— START OF Listed records —

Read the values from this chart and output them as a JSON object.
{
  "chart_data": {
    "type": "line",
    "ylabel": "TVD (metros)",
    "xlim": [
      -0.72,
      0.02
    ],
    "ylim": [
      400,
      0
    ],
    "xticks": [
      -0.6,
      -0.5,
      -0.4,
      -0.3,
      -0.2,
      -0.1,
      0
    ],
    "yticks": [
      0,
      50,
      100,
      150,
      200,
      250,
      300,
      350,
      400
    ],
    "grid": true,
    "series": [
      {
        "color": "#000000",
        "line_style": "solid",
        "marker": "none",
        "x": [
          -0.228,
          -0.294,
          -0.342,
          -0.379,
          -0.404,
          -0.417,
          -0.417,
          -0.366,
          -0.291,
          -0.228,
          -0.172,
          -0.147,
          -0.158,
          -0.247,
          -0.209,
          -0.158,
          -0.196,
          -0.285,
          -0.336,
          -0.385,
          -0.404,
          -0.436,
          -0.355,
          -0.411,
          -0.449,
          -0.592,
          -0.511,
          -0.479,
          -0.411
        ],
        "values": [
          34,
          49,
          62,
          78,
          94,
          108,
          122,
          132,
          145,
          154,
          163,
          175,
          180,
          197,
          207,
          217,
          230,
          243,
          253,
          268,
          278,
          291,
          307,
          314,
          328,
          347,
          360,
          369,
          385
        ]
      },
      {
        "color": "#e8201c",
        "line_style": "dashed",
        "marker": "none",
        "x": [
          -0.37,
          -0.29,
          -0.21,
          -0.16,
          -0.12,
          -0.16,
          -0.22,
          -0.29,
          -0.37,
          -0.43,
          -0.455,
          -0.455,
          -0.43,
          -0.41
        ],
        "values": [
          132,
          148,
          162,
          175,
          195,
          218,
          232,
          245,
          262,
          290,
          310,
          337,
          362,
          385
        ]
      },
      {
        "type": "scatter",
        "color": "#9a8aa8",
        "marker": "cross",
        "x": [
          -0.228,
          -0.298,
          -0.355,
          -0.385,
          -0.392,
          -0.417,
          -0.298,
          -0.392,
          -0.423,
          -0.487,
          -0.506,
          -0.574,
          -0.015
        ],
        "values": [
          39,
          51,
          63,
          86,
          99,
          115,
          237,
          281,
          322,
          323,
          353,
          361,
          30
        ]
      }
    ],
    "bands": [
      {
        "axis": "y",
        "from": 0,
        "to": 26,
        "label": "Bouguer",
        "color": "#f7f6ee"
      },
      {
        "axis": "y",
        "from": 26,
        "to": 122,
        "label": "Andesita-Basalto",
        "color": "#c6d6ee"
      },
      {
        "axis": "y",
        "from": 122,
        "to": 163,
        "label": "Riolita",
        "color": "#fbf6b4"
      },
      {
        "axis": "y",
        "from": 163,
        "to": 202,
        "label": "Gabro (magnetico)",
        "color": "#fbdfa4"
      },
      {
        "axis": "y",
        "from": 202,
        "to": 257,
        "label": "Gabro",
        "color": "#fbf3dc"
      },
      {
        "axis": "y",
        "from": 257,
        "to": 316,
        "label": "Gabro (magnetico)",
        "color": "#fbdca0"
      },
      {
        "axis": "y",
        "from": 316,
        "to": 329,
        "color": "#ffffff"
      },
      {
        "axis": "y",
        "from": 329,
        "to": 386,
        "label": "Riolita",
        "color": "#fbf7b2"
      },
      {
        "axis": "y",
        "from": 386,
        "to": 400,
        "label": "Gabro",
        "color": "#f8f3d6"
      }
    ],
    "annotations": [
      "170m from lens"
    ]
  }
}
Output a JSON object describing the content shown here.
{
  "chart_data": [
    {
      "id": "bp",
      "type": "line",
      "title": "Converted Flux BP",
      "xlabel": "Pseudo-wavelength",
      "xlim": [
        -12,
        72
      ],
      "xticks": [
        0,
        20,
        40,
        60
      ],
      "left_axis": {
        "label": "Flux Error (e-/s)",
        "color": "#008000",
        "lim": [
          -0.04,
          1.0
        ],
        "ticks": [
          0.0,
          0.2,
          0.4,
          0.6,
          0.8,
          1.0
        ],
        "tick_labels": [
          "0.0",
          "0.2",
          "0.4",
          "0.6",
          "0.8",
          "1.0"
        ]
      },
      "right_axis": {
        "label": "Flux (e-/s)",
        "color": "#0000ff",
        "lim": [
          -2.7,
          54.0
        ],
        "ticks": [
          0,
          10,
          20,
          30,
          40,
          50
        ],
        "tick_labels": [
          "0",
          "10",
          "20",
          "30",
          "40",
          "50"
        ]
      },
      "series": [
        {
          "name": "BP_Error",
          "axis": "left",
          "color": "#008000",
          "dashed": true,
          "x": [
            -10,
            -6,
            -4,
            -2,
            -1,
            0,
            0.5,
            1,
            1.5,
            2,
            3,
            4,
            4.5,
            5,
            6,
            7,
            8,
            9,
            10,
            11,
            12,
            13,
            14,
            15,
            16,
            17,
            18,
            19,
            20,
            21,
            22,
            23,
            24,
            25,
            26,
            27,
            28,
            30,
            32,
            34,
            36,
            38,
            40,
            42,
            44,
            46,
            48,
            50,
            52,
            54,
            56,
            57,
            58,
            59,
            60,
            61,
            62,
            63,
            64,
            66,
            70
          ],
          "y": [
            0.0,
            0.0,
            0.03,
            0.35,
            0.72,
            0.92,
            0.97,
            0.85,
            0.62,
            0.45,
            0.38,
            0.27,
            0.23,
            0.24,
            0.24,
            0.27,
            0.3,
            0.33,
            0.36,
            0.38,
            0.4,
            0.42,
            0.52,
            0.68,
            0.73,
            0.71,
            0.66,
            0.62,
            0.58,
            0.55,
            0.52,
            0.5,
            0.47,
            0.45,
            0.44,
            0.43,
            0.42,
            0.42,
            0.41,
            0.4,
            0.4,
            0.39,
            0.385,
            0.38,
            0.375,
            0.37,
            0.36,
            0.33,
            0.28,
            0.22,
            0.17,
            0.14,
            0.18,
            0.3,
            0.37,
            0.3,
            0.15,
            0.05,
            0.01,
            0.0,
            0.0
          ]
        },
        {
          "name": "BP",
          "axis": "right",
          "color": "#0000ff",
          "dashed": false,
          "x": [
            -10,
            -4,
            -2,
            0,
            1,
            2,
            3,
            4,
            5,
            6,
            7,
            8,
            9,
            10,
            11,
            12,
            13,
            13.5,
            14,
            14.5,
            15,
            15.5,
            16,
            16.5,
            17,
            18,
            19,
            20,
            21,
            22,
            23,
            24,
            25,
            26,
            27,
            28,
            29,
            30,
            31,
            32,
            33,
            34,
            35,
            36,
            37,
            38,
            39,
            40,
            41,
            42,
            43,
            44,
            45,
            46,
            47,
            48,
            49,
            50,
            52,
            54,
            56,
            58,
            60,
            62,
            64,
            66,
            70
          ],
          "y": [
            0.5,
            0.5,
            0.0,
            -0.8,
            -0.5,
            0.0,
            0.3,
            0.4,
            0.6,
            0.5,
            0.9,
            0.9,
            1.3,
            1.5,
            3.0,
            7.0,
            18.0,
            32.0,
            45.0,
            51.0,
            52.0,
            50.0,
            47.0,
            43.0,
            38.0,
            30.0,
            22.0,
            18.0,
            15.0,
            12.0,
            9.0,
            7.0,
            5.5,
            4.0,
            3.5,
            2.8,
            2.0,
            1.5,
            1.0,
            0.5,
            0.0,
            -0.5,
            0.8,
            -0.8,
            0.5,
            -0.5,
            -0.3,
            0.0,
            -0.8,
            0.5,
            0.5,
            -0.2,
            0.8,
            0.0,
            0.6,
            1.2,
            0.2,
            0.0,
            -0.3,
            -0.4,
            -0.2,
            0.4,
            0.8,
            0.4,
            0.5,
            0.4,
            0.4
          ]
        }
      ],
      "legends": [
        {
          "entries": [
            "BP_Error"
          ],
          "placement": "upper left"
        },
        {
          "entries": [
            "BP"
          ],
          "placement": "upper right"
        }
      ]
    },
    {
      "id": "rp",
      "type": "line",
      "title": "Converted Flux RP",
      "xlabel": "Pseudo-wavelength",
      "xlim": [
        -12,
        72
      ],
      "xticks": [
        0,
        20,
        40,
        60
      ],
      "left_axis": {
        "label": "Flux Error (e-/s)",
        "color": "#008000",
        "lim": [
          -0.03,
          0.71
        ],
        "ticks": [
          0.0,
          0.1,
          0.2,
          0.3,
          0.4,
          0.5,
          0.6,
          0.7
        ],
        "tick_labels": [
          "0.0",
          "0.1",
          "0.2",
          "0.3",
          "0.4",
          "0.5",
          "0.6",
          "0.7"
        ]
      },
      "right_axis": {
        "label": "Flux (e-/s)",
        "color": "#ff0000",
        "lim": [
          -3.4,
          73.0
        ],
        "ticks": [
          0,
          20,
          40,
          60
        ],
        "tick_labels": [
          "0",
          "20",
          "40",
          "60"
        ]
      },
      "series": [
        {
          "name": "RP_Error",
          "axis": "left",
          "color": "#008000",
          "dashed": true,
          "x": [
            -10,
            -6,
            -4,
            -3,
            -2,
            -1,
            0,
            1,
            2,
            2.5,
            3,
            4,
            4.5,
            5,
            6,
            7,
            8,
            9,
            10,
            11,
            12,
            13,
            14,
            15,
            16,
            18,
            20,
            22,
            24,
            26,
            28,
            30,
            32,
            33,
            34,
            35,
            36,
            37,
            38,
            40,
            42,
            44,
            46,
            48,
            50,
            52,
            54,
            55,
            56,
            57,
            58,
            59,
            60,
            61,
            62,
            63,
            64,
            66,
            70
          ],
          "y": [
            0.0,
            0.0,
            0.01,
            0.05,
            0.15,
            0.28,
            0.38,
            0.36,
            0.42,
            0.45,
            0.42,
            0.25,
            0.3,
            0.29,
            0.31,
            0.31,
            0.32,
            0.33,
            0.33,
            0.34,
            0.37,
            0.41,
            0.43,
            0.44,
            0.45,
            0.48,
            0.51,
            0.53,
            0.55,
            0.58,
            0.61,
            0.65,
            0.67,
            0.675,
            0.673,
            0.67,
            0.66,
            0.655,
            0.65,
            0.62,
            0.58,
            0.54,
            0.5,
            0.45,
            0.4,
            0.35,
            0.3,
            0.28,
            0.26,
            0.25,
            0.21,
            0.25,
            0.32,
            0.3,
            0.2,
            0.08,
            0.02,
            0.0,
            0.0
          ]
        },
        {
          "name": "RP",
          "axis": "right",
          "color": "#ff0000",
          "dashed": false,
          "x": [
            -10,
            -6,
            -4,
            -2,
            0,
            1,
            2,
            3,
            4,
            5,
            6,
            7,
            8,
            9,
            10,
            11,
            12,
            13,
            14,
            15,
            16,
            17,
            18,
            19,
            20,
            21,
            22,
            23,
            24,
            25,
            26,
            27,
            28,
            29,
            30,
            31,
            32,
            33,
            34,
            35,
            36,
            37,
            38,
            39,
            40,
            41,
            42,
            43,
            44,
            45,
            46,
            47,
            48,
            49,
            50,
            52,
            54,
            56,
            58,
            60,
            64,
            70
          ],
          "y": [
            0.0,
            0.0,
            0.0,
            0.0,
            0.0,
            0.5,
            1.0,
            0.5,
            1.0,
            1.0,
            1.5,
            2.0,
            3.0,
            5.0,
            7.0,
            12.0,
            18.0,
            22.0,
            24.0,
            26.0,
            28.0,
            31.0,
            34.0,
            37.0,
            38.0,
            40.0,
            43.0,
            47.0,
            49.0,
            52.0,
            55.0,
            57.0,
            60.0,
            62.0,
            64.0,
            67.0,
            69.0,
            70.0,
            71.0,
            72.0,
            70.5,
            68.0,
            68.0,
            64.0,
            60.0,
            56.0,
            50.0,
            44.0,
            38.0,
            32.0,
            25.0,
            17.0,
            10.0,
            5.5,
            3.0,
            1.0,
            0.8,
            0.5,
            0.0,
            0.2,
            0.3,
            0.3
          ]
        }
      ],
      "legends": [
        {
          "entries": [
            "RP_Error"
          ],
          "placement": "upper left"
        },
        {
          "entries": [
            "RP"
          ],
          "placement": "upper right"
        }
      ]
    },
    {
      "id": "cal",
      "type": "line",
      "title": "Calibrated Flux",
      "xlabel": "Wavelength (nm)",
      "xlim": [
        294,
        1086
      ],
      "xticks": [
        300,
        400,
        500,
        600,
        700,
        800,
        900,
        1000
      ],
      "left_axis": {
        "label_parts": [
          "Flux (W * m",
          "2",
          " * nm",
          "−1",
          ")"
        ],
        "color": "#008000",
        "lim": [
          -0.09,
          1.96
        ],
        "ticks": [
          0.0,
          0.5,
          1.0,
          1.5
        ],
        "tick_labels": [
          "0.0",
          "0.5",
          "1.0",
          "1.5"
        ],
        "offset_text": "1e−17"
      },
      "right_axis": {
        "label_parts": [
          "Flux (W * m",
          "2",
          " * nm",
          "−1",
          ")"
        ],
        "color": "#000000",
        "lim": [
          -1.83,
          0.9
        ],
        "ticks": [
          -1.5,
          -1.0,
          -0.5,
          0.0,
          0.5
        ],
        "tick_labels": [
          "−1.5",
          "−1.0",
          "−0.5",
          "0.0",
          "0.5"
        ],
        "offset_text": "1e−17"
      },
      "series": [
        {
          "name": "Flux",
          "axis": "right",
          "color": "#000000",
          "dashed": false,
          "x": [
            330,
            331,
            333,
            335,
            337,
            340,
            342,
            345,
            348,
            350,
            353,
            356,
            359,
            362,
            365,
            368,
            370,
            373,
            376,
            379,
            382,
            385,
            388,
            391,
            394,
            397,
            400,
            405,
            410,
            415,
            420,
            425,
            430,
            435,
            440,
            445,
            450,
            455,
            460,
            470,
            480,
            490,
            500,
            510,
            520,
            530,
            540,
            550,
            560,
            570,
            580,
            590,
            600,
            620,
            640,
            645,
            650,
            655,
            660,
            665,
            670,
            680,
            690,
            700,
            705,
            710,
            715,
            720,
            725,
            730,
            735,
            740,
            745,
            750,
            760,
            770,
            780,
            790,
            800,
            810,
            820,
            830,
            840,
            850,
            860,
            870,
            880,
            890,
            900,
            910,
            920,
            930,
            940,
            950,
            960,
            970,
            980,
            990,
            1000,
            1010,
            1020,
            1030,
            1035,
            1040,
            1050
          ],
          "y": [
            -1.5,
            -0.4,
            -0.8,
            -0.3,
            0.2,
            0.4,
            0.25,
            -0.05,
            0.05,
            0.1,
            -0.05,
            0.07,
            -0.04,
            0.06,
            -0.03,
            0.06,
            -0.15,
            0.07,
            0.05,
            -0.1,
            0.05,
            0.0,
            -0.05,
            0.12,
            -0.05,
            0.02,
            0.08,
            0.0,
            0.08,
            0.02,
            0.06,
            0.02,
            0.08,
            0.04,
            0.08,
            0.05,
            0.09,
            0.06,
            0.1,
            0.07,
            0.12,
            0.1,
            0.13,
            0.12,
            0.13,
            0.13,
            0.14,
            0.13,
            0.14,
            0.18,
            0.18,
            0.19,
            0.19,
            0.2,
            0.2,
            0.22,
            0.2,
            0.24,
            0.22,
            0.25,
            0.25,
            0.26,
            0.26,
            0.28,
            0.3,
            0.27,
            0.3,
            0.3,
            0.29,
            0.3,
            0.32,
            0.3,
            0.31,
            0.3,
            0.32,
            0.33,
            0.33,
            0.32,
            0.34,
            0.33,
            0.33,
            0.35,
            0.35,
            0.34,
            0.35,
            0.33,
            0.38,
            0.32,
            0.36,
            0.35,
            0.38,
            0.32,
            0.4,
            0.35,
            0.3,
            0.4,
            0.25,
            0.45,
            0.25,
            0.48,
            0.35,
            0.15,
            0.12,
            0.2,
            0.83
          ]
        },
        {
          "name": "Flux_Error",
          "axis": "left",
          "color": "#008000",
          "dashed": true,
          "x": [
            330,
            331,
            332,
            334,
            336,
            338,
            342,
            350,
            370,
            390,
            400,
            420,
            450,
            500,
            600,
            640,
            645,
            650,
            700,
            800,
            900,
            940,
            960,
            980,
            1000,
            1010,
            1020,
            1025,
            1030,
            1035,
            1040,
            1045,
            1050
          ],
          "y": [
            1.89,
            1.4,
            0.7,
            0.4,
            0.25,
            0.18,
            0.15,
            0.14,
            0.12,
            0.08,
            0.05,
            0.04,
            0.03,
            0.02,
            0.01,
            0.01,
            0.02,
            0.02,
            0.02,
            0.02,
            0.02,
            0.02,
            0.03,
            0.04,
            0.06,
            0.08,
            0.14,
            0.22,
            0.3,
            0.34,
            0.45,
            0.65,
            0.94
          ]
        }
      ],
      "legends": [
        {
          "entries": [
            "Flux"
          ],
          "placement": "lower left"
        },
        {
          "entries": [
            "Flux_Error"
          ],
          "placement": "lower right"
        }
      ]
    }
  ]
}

— END OF Listed records —

▶ [Given request]:
Of the lines in this material, state how many hold the string "object". Write no other words.

▶ [Problem solution]:
2